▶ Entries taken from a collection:
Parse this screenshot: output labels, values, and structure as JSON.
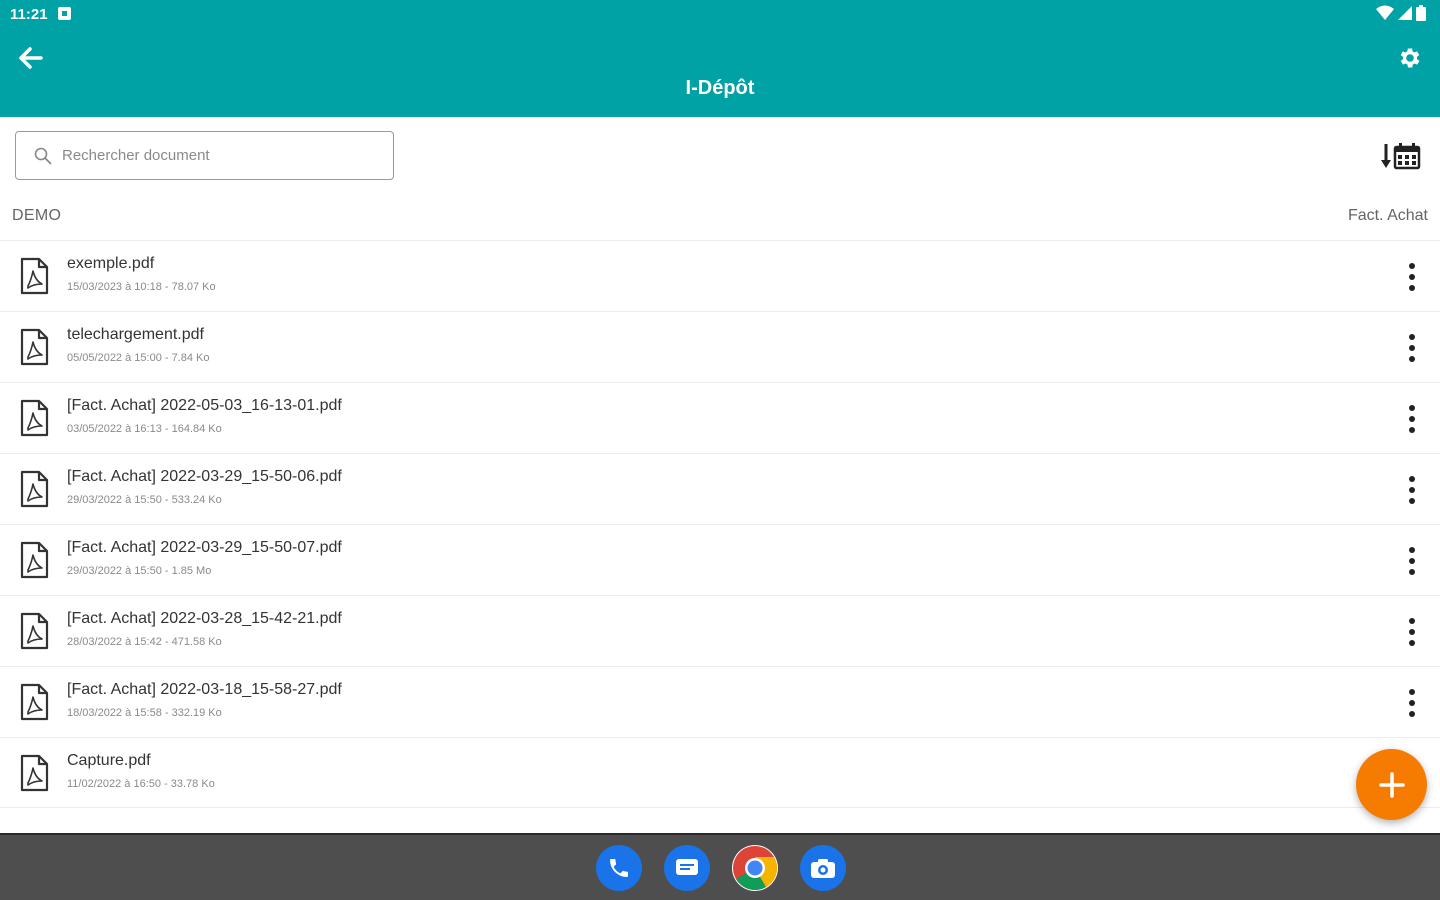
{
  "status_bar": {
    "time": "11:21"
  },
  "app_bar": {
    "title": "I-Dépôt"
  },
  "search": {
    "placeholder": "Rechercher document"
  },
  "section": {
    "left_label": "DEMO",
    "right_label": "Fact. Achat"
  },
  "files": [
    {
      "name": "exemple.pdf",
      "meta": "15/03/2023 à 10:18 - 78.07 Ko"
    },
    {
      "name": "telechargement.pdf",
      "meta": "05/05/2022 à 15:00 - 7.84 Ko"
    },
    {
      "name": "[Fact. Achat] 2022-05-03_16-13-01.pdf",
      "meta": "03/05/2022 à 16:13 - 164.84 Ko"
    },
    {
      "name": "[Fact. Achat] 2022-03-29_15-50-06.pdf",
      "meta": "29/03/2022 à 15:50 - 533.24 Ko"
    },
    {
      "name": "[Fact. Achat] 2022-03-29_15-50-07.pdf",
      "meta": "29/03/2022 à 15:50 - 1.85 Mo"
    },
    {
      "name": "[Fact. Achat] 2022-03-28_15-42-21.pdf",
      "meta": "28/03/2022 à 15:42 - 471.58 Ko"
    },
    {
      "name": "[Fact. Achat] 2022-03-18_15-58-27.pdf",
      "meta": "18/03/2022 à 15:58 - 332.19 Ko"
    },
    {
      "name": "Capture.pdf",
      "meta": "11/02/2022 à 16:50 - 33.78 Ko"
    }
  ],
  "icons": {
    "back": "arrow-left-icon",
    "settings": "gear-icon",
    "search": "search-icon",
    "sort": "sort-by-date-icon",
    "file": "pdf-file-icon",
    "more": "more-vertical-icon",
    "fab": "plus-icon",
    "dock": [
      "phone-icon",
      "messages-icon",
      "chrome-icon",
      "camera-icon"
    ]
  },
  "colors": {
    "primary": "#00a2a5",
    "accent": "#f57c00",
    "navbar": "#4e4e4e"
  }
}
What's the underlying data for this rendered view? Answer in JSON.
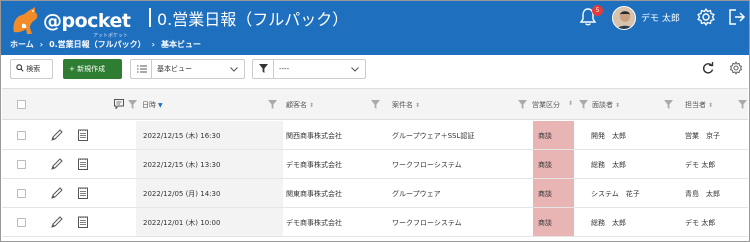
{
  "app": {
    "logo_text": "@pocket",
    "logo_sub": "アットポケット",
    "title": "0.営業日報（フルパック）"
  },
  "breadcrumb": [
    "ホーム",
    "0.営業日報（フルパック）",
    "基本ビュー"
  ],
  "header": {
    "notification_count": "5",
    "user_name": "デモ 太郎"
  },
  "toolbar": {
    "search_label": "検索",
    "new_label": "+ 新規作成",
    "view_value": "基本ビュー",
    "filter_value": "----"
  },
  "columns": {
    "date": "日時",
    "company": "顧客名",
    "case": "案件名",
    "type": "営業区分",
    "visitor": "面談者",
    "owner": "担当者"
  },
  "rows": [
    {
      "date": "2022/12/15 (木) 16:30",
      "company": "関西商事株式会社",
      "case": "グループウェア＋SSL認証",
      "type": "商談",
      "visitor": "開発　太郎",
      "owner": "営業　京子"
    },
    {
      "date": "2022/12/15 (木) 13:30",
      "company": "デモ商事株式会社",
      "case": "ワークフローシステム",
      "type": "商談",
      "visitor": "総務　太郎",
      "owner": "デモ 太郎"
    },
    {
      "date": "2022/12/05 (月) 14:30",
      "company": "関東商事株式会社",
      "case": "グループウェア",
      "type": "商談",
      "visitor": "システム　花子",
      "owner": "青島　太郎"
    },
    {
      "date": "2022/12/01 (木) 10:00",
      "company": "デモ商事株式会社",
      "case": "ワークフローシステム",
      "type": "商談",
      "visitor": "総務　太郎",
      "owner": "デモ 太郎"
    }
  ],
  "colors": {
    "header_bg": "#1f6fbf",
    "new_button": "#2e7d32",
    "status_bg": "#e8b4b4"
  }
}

--

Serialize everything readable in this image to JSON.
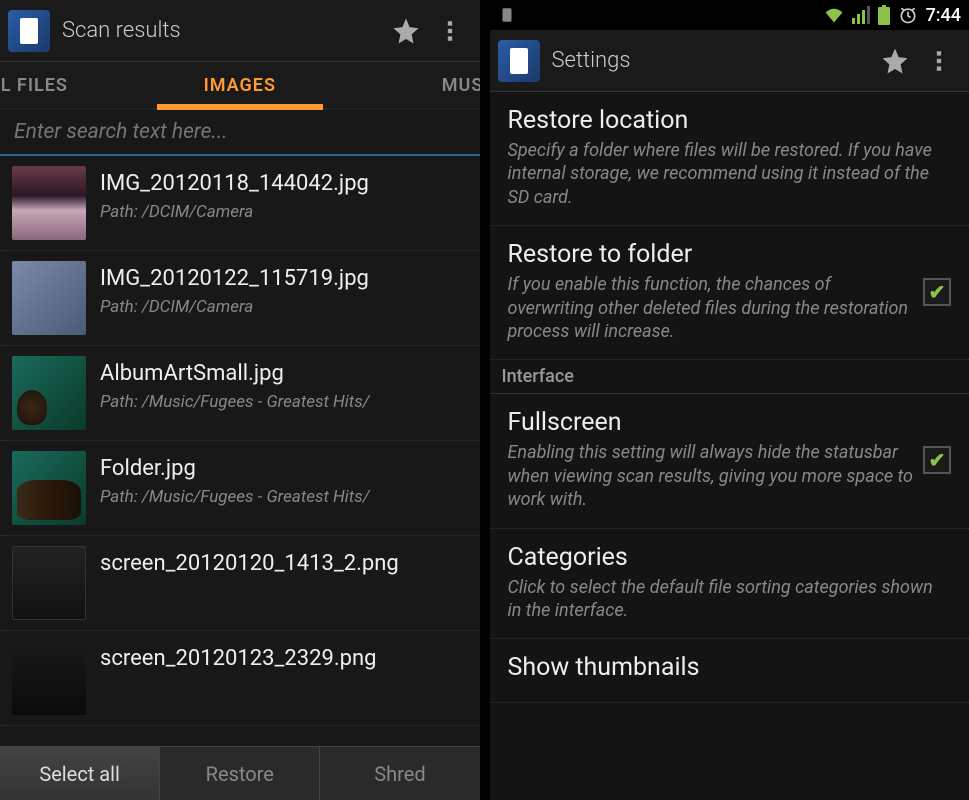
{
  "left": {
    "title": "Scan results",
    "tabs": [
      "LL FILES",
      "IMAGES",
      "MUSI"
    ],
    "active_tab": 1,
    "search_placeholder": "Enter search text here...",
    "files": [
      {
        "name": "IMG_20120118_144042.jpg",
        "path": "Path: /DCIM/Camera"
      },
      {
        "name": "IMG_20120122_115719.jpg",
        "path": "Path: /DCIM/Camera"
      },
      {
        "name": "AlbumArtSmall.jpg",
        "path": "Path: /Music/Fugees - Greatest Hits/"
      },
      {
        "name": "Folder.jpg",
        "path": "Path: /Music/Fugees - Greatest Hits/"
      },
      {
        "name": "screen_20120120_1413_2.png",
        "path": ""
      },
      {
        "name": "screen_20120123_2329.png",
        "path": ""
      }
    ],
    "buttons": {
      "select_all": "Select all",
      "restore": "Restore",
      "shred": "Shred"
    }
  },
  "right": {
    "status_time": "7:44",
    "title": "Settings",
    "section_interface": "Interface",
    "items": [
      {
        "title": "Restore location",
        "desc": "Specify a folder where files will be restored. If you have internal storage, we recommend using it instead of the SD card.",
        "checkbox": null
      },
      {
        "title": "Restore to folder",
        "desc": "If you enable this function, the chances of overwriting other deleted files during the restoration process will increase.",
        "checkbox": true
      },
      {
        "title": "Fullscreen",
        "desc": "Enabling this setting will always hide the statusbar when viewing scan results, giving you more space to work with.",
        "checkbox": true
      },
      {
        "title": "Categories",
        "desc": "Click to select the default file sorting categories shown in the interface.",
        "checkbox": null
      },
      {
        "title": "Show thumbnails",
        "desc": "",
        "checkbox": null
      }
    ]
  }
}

▶ WRITTEN EXERCISE: Identify and copy the lines holding the word "desc".

▶ REPLY:
        "desc": "Specify a folder where files will be restored. If you have internal storage, we recommend using it instead of the SD card.",
        "desc": "If you enable this function, the chances of overwriting other deleted files during the restoration process will increase.",
        "desc": "Enabling this setting will always hide the statusbar when viewing scan results, giving you more space to work with.",
        "desc": "Click to select the default file sorting categories shown in the interface.",
        "desc": "",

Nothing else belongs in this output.